TASK STATEMENT: Copy each line of the records that holds the string "JSON".

Figure collection entries
********

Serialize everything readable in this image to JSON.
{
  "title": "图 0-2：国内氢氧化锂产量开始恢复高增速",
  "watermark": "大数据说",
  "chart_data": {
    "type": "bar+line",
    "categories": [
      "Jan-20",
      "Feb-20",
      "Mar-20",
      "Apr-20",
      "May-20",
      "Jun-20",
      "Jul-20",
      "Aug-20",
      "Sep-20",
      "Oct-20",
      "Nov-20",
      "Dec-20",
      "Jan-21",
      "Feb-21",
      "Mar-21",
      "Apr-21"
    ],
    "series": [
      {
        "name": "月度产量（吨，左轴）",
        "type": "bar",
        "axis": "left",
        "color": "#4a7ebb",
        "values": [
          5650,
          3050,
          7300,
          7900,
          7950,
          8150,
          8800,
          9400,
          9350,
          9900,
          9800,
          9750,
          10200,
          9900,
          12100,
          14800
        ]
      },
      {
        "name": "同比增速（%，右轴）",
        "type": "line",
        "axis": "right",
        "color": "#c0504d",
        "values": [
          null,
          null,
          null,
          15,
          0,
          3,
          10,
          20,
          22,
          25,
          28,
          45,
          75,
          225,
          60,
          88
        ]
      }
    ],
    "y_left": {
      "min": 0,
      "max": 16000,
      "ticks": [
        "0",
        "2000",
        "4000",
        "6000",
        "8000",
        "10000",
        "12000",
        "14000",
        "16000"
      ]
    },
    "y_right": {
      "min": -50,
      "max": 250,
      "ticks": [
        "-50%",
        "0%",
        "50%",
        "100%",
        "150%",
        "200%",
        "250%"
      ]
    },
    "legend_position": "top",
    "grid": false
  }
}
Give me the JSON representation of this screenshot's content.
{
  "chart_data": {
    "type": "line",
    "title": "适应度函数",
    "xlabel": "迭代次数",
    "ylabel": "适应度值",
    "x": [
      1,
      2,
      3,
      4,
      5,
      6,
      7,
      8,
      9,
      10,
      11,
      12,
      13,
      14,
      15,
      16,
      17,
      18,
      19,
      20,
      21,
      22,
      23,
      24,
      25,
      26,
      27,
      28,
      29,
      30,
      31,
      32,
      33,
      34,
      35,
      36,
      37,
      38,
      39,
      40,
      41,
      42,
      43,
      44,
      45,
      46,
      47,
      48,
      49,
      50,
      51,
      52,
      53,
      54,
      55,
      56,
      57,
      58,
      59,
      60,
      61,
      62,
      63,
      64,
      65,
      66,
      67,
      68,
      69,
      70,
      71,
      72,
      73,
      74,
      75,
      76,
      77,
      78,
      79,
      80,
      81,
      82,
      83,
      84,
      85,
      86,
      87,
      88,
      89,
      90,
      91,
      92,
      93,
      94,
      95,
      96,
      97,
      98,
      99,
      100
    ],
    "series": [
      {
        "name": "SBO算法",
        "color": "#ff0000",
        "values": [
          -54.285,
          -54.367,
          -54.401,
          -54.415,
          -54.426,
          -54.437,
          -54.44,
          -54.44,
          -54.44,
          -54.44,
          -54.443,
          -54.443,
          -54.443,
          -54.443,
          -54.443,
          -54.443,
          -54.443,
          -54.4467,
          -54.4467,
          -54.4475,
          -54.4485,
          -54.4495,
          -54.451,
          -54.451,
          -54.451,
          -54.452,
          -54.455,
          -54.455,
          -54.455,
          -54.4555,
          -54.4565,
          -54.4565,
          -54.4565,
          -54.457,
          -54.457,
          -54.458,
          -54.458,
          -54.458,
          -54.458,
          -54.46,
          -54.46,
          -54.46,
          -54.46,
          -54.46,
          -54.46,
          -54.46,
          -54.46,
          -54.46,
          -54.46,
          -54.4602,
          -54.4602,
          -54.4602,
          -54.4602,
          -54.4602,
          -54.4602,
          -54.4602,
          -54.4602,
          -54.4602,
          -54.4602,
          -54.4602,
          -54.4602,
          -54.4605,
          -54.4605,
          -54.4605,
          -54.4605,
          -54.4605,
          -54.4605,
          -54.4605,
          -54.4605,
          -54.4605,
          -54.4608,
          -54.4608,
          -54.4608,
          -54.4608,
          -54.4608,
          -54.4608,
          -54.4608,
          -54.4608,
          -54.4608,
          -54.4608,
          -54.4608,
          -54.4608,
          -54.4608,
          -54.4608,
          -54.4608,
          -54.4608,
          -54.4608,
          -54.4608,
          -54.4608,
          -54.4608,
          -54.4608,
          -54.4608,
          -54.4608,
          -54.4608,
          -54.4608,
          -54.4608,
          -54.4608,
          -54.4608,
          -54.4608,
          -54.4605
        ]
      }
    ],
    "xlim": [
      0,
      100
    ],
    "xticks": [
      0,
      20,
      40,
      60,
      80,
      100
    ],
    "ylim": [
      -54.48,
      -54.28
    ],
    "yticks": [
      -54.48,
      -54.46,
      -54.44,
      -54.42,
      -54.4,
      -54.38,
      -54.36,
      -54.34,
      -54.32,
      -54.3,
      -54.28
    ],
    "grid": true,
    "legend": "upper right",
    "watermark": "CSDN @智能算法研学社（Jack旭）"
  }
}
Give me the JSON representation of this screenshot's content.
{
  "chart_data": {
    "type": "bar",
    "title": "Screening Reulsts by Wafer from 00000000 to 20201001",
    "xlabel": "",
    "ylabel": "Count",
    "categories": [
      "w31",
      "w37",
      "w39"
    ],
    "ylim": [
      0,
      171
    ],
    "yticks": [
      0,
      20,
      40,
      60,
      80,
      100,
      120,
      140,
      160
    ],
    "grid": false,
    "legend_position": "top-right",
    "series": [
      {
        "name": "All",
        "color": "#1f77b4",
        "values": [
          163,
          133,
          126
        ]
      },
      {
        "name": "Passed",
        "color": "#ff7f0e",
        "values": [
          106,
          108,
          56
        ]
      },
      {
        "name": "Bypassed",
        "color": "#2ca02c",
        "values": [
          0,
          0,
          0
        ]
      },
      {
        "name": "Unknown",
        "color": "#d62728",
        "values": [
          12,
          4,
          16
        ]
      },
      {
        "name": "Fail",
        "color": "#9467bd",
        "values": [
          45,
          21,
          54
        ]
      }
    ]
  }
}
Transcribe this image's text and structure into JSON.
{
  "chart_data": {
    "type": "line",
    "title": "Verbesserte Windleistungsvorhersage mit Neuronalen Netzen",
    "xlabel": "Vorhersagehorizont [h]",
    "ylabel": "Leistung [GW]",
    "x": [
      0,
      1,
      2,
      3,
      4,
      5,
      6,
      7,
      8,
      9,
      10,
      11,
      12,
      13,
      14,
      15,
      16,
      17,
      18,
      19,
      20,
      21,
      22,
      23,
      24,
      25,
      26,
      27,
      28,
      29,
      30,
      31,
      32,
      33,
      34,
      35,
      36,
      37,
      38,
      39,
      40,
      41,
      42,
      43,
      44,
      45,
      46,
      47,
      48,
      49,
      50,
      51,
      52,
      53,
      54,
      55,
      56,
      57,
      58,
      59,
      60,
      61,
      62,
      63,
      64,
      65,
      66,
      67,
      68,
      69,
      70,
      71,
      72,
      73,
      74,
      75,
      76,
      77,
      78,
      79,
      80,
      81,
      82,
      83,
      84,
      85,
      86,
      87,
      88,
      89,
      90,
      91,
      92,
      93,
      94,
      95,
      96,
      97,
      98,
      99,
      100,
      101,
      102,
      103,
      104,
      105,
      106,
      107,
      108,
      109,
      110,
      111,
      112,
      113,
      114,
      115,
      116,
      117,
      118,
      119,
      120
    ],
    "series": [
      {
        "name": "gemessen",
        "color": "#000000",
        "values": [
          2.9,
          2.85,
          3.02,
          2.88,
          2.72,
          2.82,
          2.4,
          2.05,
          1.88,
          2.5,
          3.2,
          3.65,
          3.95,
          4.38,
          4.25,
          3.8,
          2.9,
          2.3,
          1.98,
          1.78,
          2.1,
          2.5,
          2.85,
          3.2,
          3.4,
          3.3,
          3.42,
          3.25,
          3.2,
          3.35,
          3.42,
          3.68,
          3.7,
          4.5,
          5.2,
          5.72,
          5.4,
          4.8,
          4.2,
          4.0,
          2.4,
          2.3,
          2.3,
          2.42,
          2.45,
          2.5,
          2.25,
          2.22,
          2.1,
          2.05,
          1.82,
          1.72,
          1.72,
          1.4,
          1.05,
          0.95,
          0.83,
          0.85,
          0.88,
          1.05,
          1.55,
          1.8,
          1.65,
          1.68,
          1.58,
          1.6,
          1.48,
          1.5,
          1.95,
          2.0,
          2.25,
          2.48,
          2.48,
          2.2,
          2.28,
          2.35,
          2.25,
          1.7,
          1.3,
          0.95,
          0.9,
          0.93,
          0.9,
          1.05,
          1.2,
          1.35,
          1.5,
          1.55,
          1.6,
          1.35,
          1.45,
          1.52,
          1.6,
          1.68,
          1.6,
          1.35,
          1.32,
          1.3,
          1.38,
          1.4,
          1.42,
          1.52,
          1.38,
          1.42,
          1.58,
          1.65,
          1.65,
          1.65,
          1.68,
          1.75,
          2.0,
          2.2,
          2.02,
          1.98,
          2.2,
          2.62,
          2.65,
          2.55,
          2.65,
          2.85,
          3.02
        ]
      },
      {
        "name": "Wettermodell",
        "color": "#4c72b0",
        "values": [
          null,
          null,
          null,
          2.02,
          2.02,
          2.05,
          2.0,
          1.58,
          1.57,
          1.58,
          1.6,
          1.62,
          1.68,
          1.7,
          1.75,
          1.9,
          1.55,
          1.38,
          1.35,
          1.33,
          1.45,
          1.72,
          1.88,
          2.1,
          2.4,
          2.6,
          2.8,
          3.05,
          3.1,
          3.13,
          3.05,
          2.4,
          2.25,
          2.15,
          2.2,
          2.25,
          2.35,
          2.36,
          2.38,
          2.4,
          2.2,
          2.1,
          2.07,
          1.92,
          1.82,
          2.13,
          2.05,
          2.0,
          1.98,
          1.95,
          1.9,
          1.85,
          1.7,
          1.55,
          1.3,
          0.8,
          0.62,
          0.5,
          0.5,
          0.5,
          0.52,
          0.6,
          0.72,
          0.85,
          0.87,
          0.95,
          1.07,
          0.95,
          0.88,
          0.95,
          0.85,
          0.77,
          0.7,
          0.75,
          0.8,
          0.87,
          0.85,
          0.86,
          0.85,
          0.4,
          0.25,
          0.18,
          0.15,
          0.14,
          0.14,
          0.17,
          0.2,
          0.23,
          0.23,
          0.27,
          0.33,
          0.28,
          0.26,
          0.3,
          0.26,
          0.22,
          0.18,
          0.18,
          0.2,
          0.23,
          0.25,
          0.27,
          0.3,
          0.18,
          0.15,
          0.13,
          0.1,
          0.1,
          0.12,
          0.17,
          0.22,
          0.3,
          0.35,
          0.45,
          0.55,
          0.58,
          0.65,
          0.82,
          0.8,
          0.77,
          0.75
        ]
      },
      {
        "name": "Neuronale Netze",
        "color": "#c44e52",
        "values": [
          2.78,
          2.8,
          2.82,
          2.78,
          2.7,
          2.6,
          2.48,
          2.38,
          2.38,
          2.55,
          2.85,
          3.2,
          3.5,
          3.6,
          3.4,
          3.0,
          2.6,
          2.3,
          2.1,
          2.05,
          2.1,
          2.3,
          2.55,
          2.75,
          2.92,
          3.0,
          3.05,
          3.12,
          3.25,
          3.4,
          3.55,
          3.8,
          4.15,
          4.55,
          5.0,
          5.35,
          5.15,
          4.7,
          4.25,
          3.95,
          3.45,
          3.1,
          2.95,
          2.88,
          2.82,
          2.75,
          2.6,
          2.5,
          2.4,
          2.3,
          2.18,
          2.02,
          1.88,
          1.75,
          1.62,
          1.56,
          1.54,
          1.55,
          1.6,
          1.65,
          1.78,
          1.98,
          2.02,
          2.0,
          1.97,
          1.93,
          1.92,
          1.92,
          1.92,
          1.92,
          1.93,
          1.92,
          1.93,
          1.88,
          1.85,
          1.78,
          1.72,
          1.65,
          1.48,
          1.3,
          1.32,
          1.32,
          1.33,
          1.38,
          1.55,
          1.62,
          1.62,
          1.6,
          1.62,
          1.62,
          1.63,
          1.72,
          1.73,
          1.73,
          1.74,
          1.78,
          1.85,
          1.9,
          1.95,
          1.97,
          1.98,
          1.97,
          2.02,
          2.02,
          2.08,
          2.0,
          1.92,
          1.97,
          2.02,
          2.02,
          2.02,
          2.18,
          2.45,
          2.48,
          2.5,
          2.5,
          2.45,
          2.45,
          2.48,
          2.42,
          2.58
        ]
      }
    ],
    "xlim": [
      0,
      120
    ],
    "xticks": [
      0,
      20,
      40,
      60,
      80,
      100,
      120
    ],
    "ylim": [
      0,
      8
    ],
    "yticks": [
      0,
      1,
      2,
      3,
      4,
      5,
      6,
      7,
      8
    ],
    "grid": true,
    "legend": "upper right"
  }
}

********

WRITTEN ANSWER:
Serialize everything readable in this image to JSON.
Give me the JSON representation of this screenshot's content.
Give me the JSON representation of this screenshot's content.
Transcribe this image's text and structure into JSON.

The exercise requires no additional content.